** Begin Supplied material **

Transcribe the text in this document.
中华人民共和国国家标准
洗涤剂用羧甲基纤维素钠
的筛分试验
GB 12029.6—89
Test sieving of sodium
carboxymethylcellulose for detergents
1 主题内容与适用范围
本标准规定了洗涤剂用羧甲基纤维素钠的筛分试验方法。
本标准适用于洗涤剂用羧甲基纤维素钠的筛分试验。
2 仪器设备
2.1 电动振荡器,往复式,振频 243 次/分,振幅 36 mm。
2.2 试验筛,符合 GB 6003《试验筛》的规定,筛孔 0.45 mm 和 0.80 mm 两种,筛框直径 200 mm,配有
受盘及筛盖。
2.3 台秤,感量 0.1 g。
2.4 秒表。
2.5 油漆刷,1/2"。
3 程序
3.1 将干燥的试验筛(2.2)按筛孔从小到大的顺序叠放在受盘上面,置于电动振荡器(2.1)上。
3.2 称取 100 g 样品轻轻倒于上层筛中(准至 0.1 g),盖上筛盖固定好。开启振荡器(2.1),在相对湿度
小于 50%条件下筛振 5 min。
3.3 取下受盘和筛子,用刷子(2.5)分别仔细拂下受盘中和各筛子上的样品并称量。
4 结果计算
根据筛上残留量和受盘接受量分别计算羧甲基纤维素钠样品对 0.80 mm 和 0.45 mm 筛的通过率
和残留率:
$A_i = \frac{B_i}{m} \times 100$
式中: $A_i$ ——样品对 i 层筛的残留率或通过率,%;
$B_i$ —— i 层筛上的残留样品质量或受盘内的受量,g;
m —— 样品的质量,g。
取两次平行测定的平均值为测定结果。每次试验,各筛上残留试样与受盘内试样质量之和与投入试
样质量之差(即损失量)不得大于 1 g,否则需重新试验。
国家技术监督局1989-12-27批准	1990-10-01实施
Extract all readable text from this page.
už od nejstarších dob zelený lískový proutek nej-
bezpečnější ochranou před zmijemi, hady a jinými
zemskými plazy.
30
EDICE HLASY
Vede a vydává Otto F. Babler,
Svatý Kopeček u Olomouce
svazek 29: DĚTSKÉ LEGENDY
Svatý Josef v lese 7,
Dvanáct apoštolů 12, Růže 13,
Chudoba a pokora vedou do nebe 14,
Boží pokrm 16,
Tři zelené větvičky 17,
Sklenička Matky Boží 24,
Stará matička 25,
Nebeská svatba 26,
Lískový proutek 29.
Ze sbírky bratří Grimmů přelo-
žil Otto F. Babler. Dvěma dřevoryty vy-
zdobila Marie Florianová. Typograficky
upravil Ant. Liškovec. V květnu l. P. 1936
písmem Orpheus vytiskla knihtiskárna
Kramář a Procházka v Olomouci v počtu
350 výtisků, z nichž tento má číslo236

** End Supplied material **

Set down the listing above in full, please, exactly as it appears.

Transcribe the text in this document.
中华人民共和国国家标准
洗涤剂用羧甲基纤维素钠
的筛分试验
GB 12029.6—89
Test sieving of sodium
carboxymethylcellulose for detergents
1 主题内容与适用范围
本标准规定了洗涤剂用羧甲基纤维素钠的筛分试验方法。
本标准适用于洗涤剂用羧甲基纤维素钠的筛分试验。
2 仪器设备
2.1 电动振荡器,往复式,振频 243 次/分,振幅 36 mm。
2.2 试验筛,符合 GB 6003《试验筛》的规定,筛孔 0.45 mm 和 0.80 mm 两种,筛框直径 200 mm,配有
受盘及筛盖。
2.3 台秤,感量 0.1 g。
2.4 秒表。
2.5 油漆刷,1/2"。
3 程序
3.1 将干燥的试验筛(2.2)按筛孔从小到大的顺序叠放在受盘上面,置于电动振荡器(2.1)上。
3.2 称取 100 g 样品轻轻倒于上层筛中(准至 0.1 g),盖上筛盖固定好。开启振荡器(2.1),在相对湿度
小于 50%条件下筛振 5 min。
3.3 取下受盘和筛子,用刷子(2.5)分别仔细拂下受盘中和各筛子上的样品并称量。
4 结果计算
根据筛上残留量和受盘接受量分别计算羧甲基纤维素钠样品对 0.80 mm 和 0.45 mm 筛的通过率
和残留率:
$A_i = \frac{B_i}{m} \times 100$
式中: $A_i$ ——样品对 i 层筛的残留率或通过率,%;
$B_i$ —— i 层筛上的残留样品质量或受盘内的受量,g;
m —— 样品的质量,g。
取两次平行测定的平均值为测定结果。每次试验,各筛上残留试样与受盘内试样质量之和与投入试
样质量之差(即损失量)不得大于 1 g,否则需重新试验。
国家技术监督局1989-12-27批准	1990-10-01实施
Extract all readable text from this page.
už od nejstarších dob zelený lískový proutek nej-
bezpečnější ochranou před zmijemi, hady a jinými
zemskými plazy.
30
EDICE HLASY
Vede a vydává Otto F. Babler,
Svatý Kopeček u Olomouce
svazek 29: DĚTSKÉ LEGENDY
Svatý Josef v lese 7,
Dvanáct apoštolů 12, Růže 13,
Chudoba a pokora vedou do nebe 14,
Boží pokrm 16,
Tři zelené větvičky 17,
Sklenička Matky Boží 24,
Stará matička 25,
Nebeská svatba 26,
Lískový proutek 29.
Ze sbírky bratří Grimmů přelo-
žil Otto F. Babler. Dvěma dřevoryty vy-
zdobila Marie Florianová. Typograficky
upravil Ant. Liškovec. V květnu l. P. 1936
písmem Orpheus vytiskla knihtiskárna
Kramář a Procházka v Olomouci v počtu
350 výtisků, z nichž tento má číslo236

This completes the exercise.